● GIVEN EXERCISE
Retype the records below word for word and omit any image.

● INFORMATION SUPPLIED
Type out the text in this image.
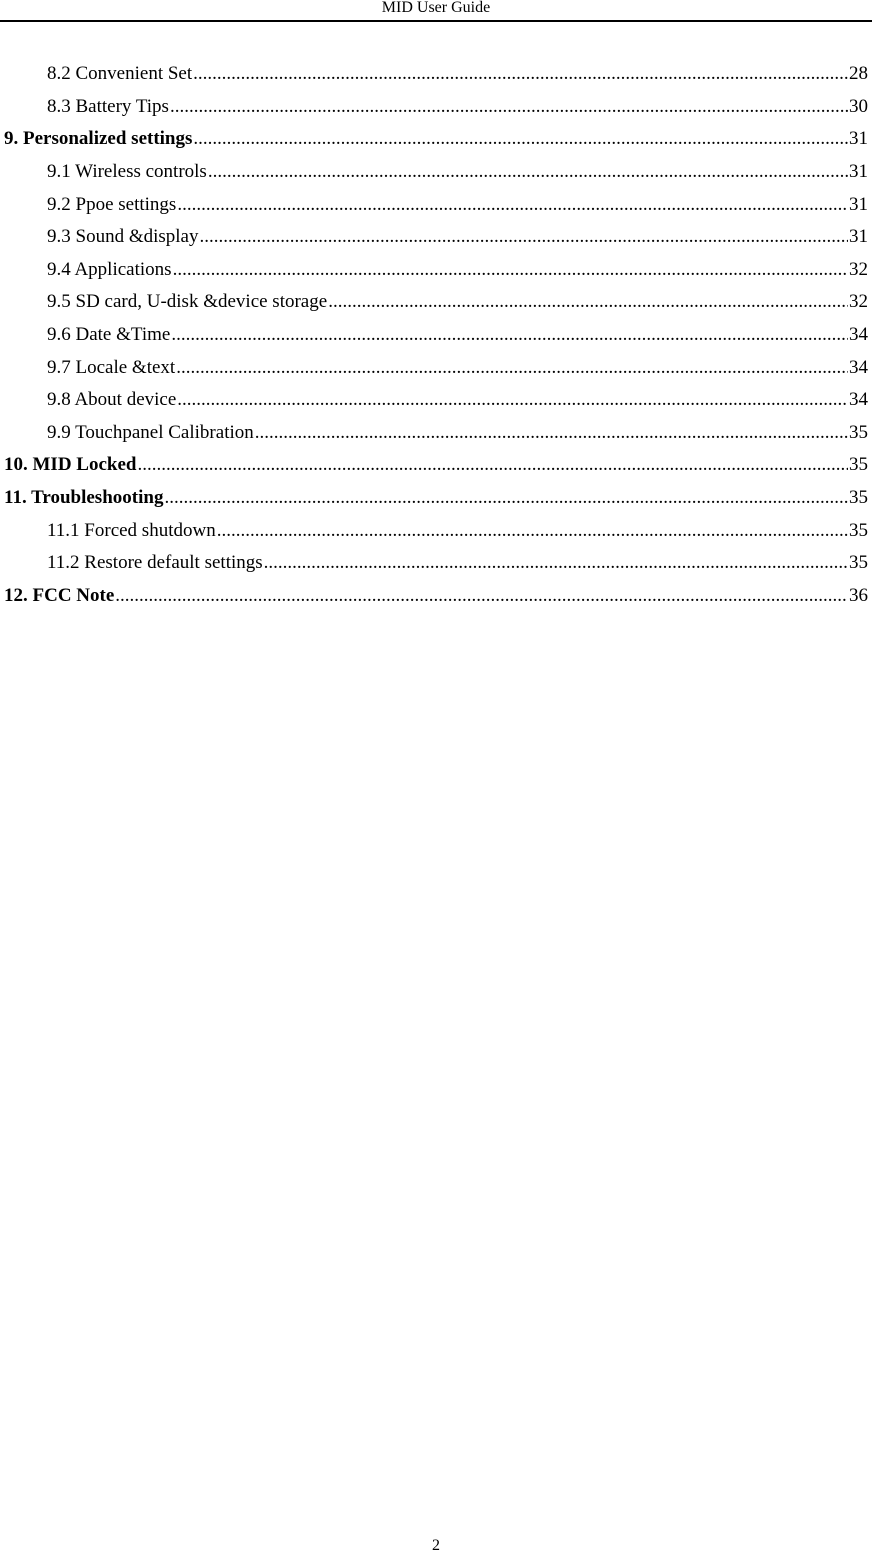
MID User Guide
8.2 Convenient Set .....	28
8.3 Battery Tips .....	30
9. Personalized settings .....	31
9.1 Wireless controls .....	31
9.2 Ppoe settings .....	31
9.3 Sound &display .....	31
9.4 Applications .....	32
9.5 SD card, U-disk &device storage .....	32
9.6 Date &Time .....	34
9.7 Locale &text .....	34
9.8 About device .....	34
9.9 Touchpanel Calibration .....	35
10. MID Locked .....	35
11. Troubleshooting .....	35
11.1 Forced shutdown .....	35
11.2 Restore default settings .....	35
12. FCC Note .....	36
2
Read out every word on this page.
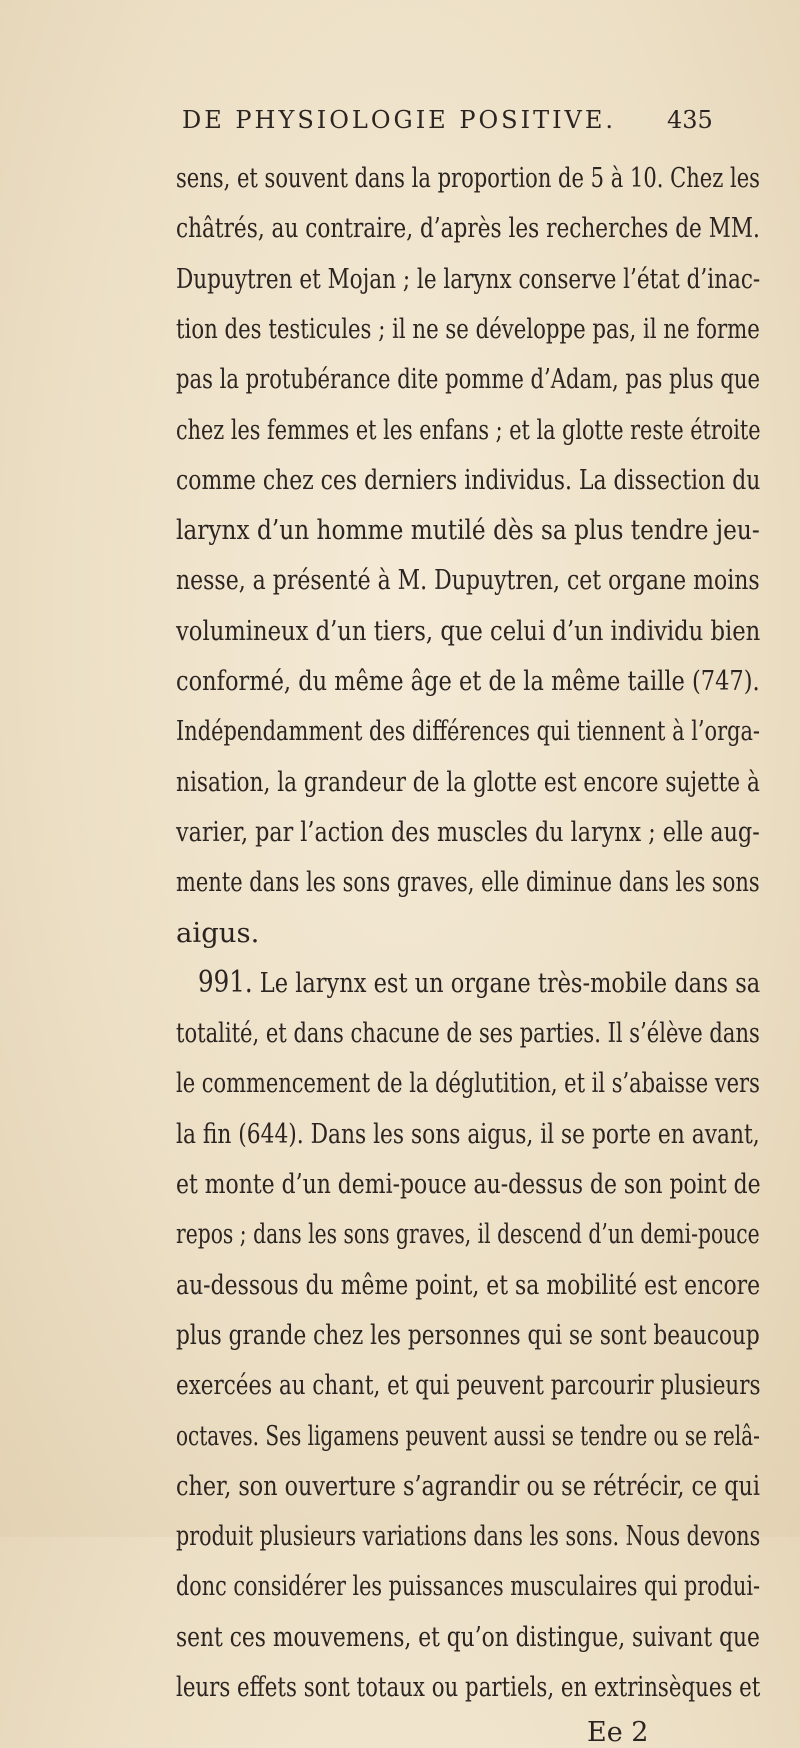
DE PHYSIOLOGIE POSITIVE. 435
sens, et souvent dans la proportion de 5 à 10. Chez les
châtrés, au contraire, d’après les recherches de MM.
Dupuytren et Mojan ; le larynx conserve l’état d’inac-
tion des testicules ; il ne se développe pas, il ne forme
pas la protubérance dite pomme d’Adam, pas plus que
chez les femmes et les enfans ; et la glotte reste étroite
comme chez ces derniers individus. La dissection du
larynx d’un homme mutilé dès sa plus tendre jeu-
nesse, a présenté à M. Dupuytren, cet organe moins
volumineux d’un tiers, que celui d’un individu bien
conformé, du même âge et de la même taille (747).
Indépendamment des différences qui tiennent à l’orga-
nisation, la grandeur de la glotte est encore sujette à
varier, par l’action des muscles du larynx ; elle aug-
mente dans les sons graves, elle diminue dans les sons
aigus.
991. Le larynx est un organe très-mobile dans sa
totalité, et dans chacune de ses parties. Il s’élève dans
le commencement de la déglutition, et il s’abaisse vers
la fin (644). Dans les sons aigus, il se porte en avant,
et monte d’un demi-pouce au-dessus de son point de
repos ; dans les sons graves, il descend d’un demi-pouce
au-dessous du même point, et sa mobilité est encore
plus grande chez les personnes qui se sont beaucoup
exercées au chant, et qui peuvent parcourir plusieurs
octaves. Ses ligamens peuvent aussi se tendre ou se relâ-
cher, son ouverture s’agrandir ou se rétrécir, ce qui
produit plusieurs variations dans les sons. Nous devons
donc considérer les puissances musculaires qui produi-
sent ces mouvemens, et qu’on distingue, suivant que
leurs effets sont totaux ou partiels, en extrinsèques et
Ee 2
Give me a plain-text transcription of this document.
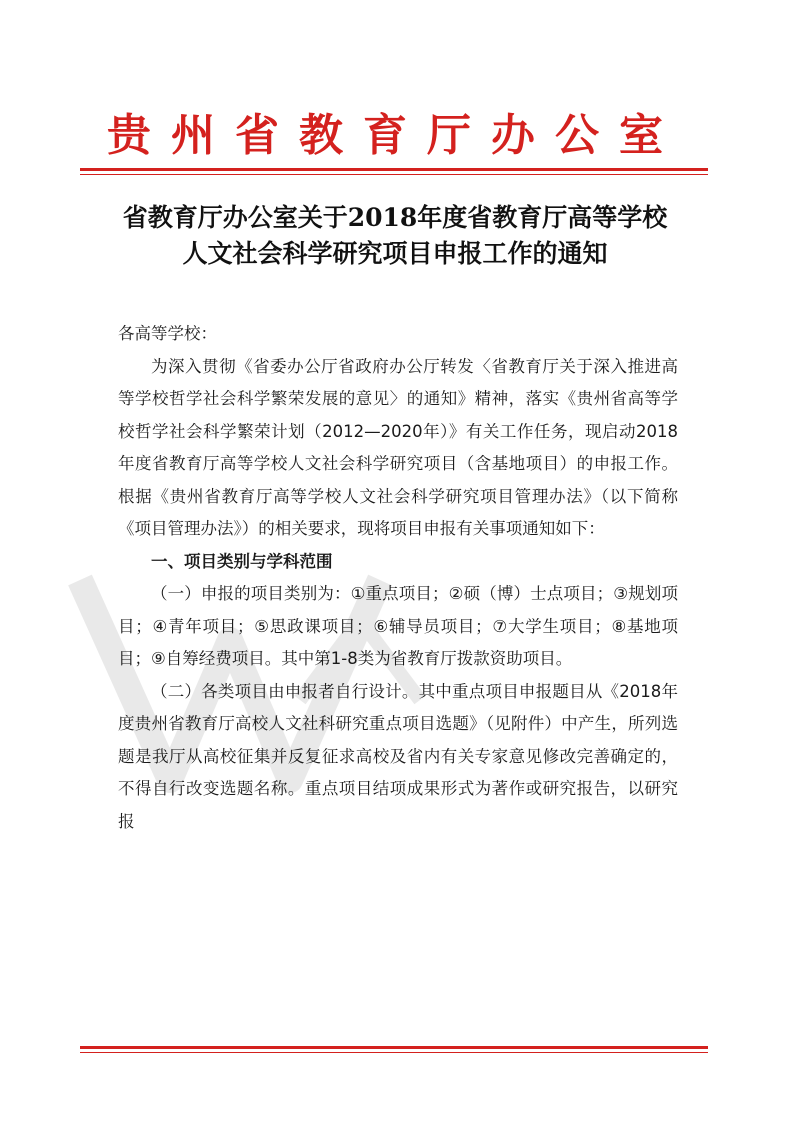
贵州省教育厅办公室
省教育厅办公室关于2018年度省教育厅高等学校
人文社会科学研究项目申报工作的通知

各高等学校：

为深入贯彻《省委办公厅省政府办公厅转发〈省教育厅关于深入推进高等学校哲学社会科学繁荣发展的意见〉的通知》精神，落实《贵州省高等学校哲学社会科学繁荣计划（2012—2020年）》有关工作任务，现启动2018年度省教育厅高等学校人文社会科学研究项目（含基地项目）的申报工作。根据《贵州省教育厅高等学校人文社会科学研究项目管理办法》（以下简称《项目管理办法》）的相关要求，现将项目申报有关事项通知如下：

一、项目类别与学科范围

（一）申报的项目类别为：①重点项目；②硕（博）士点项目；③规划项目；④青年项目；⑤思政课项目；⑥辅导员项目；⑦大学生项目；⑧基地项目；⑨自筹经费项目。其中第1-8类为省教育厅拨款资助项目。

（二）各类项目由申报者自行设计。其中重点项目申报题目从《2018年度贵州省教育厅高校人文社科研究重点项目选题》（见附件）中产生，所列选题是我厅从高校征集并反复征求高校及省内有关专家意见修改完善确定的，不得自行改变选题名称。重点项目结项成果形式为著作或研究报告，以研究报
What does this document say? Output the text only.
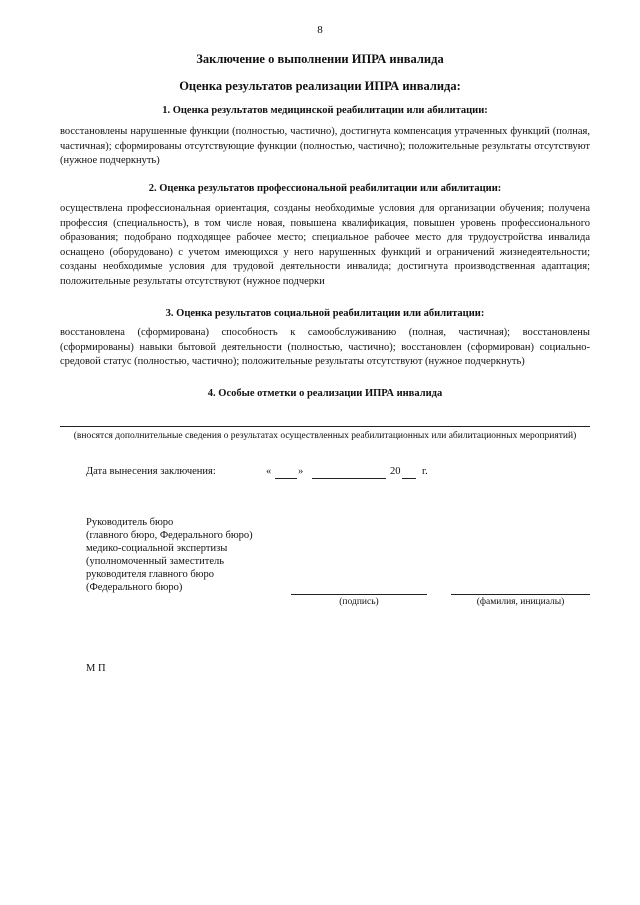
8
Заключение о выполнении ИПРА инвалида
Оценка результатов реализации ИПРА инвалида:
1. Оценка результатов медицинской реабилитации или абилитации:
восстановлены нарушенные функции (полностью, частично), достигнута компенсация утраченных функций (полная, частичная); сформированы отсутствующие функции (полностью, частично); положительные результаты отсутствуют (нужное подчеркнуть)
2. Оценка результатов профессиональной реабилитации или абилитации:
осуществлена профессиональная ориентация, созданы необходимые условия для организации обучения; получена профессия (специальность), в том числе новая, повышена квалификация, повышен уровень профессионального образования; подобрано подходящее рабочее место; специальное рабочее место для трудоустройства инвалида оснащено (оборудовано) с учетом имеющихся у него нарушенных функций и ограничений жизнедеятельности; созданы необходимые условия для трудовой деятельности инвалида; достигнута производственная адаптация; положительные результаты отсутствуют (нужное подчерки
3. Оценка результатов социальной реабилитации или абилитации:
восстановлена (сформирована) способность к самообслуживанию (полная, частичная); восстановлены (сформированы) навыки бытовой деятельности (полностью, частично); восстановлен (сформирован) социально-средовой статус (полностью, частично); положительные результаты отсутствуют (нужное подчеркнуть)
4. Особые отметки о реализации ИПРА инвалида
(вносятся дополнительные сведения о результатах осуществленных реабилитационных или абилитационных мероприятий)
Дата вынесения заключения:	«	»	20 г.
Руководитель бюро
(главного бюро, Федерального бюро)
медико-социальной экспертизы
(уполномоченный заместитель
руководителя главного бюро
(Федерального бюро)
(подпись)	(фамилия, инициалы)
М П
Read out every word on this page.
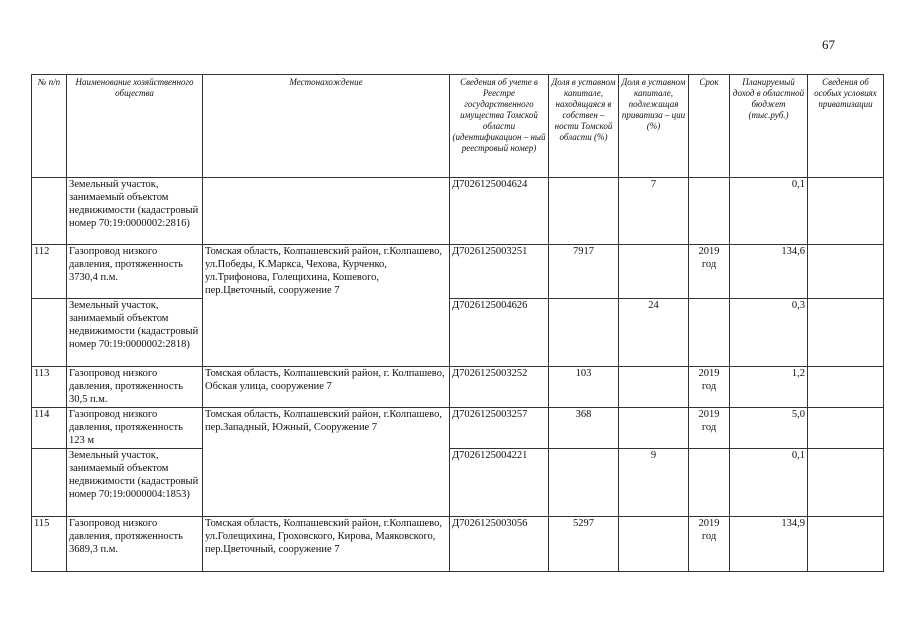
67
№ п/п	Наименование хозяйственного общества	Местонахождение	Сведения об учете в Реестре государственного имущества Томской области (идентификацион – ный реестровый номер)	Доля в уставном капитале, находящаяся в собствен – ности Томской области (%)	Доля в уставном капитале, подлежащая приватиза – ции (%)	Срок	Планируемый доход в областной бюджет (тыс.руб.)	Сведения об особых условиях приватизации
	Земельный участок, занимаемый объектом недвижимости (кадастровый номер 70:19:0000002:2816)		Д7026125004624		7		0,1	
112	Газопровод низкого давления, протяженность 3730,4 п.м.	Томская область, Колпашевский район, г.Колпашево, ул.Победы, К.Маркса, Чехова, Курченко, ул.Трифонова, Голещихина, Кошевого, пер.Цветочный, сооружение 7	Д7026125003251	7917		2019 год	134,6	
	Земельный участок, занимаемый объектом недвижимости (кадастровый номер 70:19:0000002:2818)		Д7026125004626		24		0,3	
113	Газопровод низкого давления, протяженность 30,5 п.м.	Томская область, Колпашевский район, г. Колпашево, Обская улица, сооружение 7	Д7026125003252	103		2019 год	1,2	
114	Газопровод низкого давления, протяженность 123 м	Томская область, Колпашевский район, г.Колпашево, пер.Западный, Южный, Сооружение 7	Д7026125003257	368		2019 год	5,0	
	Земельный участок, занимаемый объектом недвижимости (кадастровый номер 70:19:0000004:1853)		Д7026125004221		9		0,1	
115	Газопровод низкого давления, протяженность 3689,3 п.м.	Томская область, Колпашевский район, г.Колпашево, ул.Голещихина, Гроховского, Кирова, Маяковского, пер.Цветочный, сооружение 7	Д7026125003056	5297		2019 год	134,9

● FINAL RESULT
Type out the text in this image.
MID User Guide
8.2 Convenient Set .....	28
8.3 Battery Tips .....	30
9. Personalized settings .....	31
9.1 Wireless controls .....	31
9.2 Ppoe settings .....	31
9.3 Sound &display .....	31
9.4 Applications .....	32
9.5 SD card, U-disk &device storage .....	32
9.6 Date &Time .....	34
9.7 Locale &text .....	34
9.8 About device .....	34
9.9 Touchpanel Calibration .....	35
10. MID Locked .....	35
11. Troubleshooting .....	35
11.1 Forced shutdown .....	35
11.2 Restore default settings .....	35
12. FCC Note .....	36
2
Read out every word on this page.
DE PHYSIOLOGIE POSITIVE. 435
sens, et souvent dans la proportion de 5 à 10. Chez les
châtrés, au contraire, d’après les recherches de MM.
Dupuytren et Mojan ; le larynx conserve l’état d’inac-
tion des testicules ; il ne se développe pas, il ne forme
pas la protubérance dite pomme d’Adam, pas plus que
chez les femmes et les enfans ; et la glotte reste étroite
comme chez ces derniers individus. La dissection du
larynx d’un homme mutilé dès sa plus tendre jeu-
nesse, a présenté à M. Dupuytren, cet organe moins
volumineux d’un tiers, que celui d’un individu bien
conformé, du même âge et de la même taille (747).
Indépendamment des différences qui tiennent à l’orga-
nisation, la grandeur de la glotte est encore sujette à
varier, par l’action des muscles du larynx ; elle aug-
mente dans les sons graves, elle diminue dans les sons
aigus.
991. Le larynx est un organe très-mobile dans sa
totalité, et dans chacune de ses parties. Il s’élève dans
le commencement de la déglutition, et il s’abaisse vers
la fin (644). Dans les sons aigus, il se porte en avant,
et monte d’un demi-pouce au-dessus de son point de
repos ; dans les sons graves, il descend d’un demi-pouce
au-dessous du même point, et sa mobilité est encore
plus grande chez les personnes qui se sont beaucoup
exercées au chant, et qui peuvent parcourir plusieurs
octaves. Ses ligamens peuvent aussi se tendre ou se relâ-
cher, son ouverture s’agrandir ou se rétrécir, ce qui
produit plusieurs variations dans les sons. Nous devons
donc considérer les puissances musculaires qui produi-
sent ces mouvemens, et qu’on distingue, suivant que
leurs effets sont totaux ou partiels, en extrinsèques et
Ee 2
Give me a plain-text transcription of this document.
贵州省教育厅办公室
省教育厅办公室关于2018年度省教育厅高等学校
人文社会科学研究项目申报工作的通知

各高等学校：

为深入贯彻《省委办公厅省政府办公厅转发〈省教育厅关于深入推进高等学校哲学社会科学繁荣发展的意见〉的通知》精神，落实《贵州省高等学校哲学社会科学繁荣计划（2012—2020年）》有关工作任务，现启动2018年度省教育厅高等学校人文社会科学研究项目（含基地项目）的申报工作。根据《贵州省教育厅高等学校人文社会科学研究项目管理办法》（以下简称《项目管理办法》）的相关要求，现将项目申报有关事项通知如下：

一、项目类别与学科范围

（一）申报的项目类别为：①重点项目；②硕（博）士点项目；③规划项目；④青年项目；⑤思政课项目；⑥辅导员项目；⑦大学生项目；⑧基地项目；⑨自筹经费项目。其中第1-8类为省教育厅拨款资助项目。

（二）各类项目由申报者自行设计。其中重点项目申报题目从《2018年度贵州省教育厅高校人文社科研究重点项目选题》（见附件）中产生，所列选题是我厅从高校征集并反复征求高校及省内有关专家意见修改完善确定的，不得自行改变选题名称。重点项目结项成果形式为著作或研究报告，以研究报
What does this document say? Output the text only.
8
Заключение о выполнении ИПРА инвалида
Оценка результатов реализации ИПРА инвалида:
1. Оценка результатов медицинской реабилитации или абилитации:
восстановлены нарушенные функции (полностью, частично), достигнута компенсация утраченных функций (полная, частичная); сформированы отсутствующие функции (полностью, частично); положительные результаты отсутствуют (нужное подчеркнуть)
2. Оценка результатов профессиональной реабилитации или абилитации:
осуществлена профессиональная ориентация, созданы необходимые условия для организации обучения; получена профессия (специальность), в том числе новая, повышена квалификация, повышен уровень профессионального образования; подобрано подходящее рабочее место; специальное рабочее место для трудоустройства инвалида оснащено (оборудовано) с учетом имеющихся у него нарушенных функций и ограничений жизнедеятельности; созданы необходимые условия для трудовой деятельности инвалида; достигнута производственная адаптация; положительные результаты отсутствуют (нужное подчерки
3. Оценка результатов социальной реабилитации или абилитации:
восстановлена (сформирована) способность к самообслуживанию (полная, частичная); восстановлены (сформированы) навыки бытовой деятельности (полностью, частично); восстановлен (сформирован) социально-средовой статус (полностью, частично); положительные результаты отсутствуют (нужное подчеркнуть)
4. Особые отметки о реализации ИПРА инвалида
(вносятся дополнительные сведения о результатах осуществленных реабилитационных или абилитационных мероприятий)
Дата вынесения заключения:	«	»	20 г.
Руководитель бюро
(главного бюро, Федерального бюро)
медико-социальной экспертизы
(уполномоченный заместитель
руководителя главного бюро
(Федерального бюро)
(подпись)	(фамилия, инициалы)
М П
Read out every word on this page.
67
№ п/п	Наименование хозяйственного общества	Местонахождение	Сведения об учете в Реестре государственного имущества Томской области (идентификацион – ный реестровый номер)	Доля в уставном капитале, находящаяся в собствен – ности Томской области (%)	Доля в уставном капитале, подлежащая приватиза – ции (%)	Срок	Планируемый доход в областной бюджет (тыс.руб.)	Сведения об особых условиях приватизации
	Земельный участок, занимаемый объектом недвижимости (кадастровый номер 70:19:0000002:2816)		Д7026125004624		7		0,1	
112	Газопровод низкого давления, протяженность 3730,4 п.м.	Томская область, Колпашевский район, г.Колпашево, ул.Победы, К.Маркса, Чехова, Курченко, ул.Трифонова, Голещихина, Кошевого, пер.Цветочный, сооружение 7	Д7026125003251	7917		2019 год	134,6	
	Земельный участок, занимаемый объектом недвижимости (кадастровый номер 70:19:0000002:2818)		Д7026125004626		24		0,3	
113	Газопровод низкого давления, протяженность 30,5 п.м.	Томская область, Колпашевский район, г. Колпашево, Обская улица, сооружение 7	Д7026125003252	103		2019 год	1,2	
114	Газопровод низкого давления, протяженность 123 м	Томская область, Колпашевский район, г.Колпашево, пер.Западный, Южный, Сооружение 7	Д7026125003257	368		2019 год	5,0	
	Земельный участок, занимаемый объектом недвижимости (кадастровый номер 70:19:0000004:1853)		Д7026125004221		9		0,1	
115	Газопровод низкого давления, протяженность 3689,3 п.м.	Томская область, Колпашевский район, г.Колпашево, ул.Голещихина, Гроховского, Кирова, Маяковского, пер.Цветочный, сооружение 7	Д7026125003056	5297		2019 год	134,9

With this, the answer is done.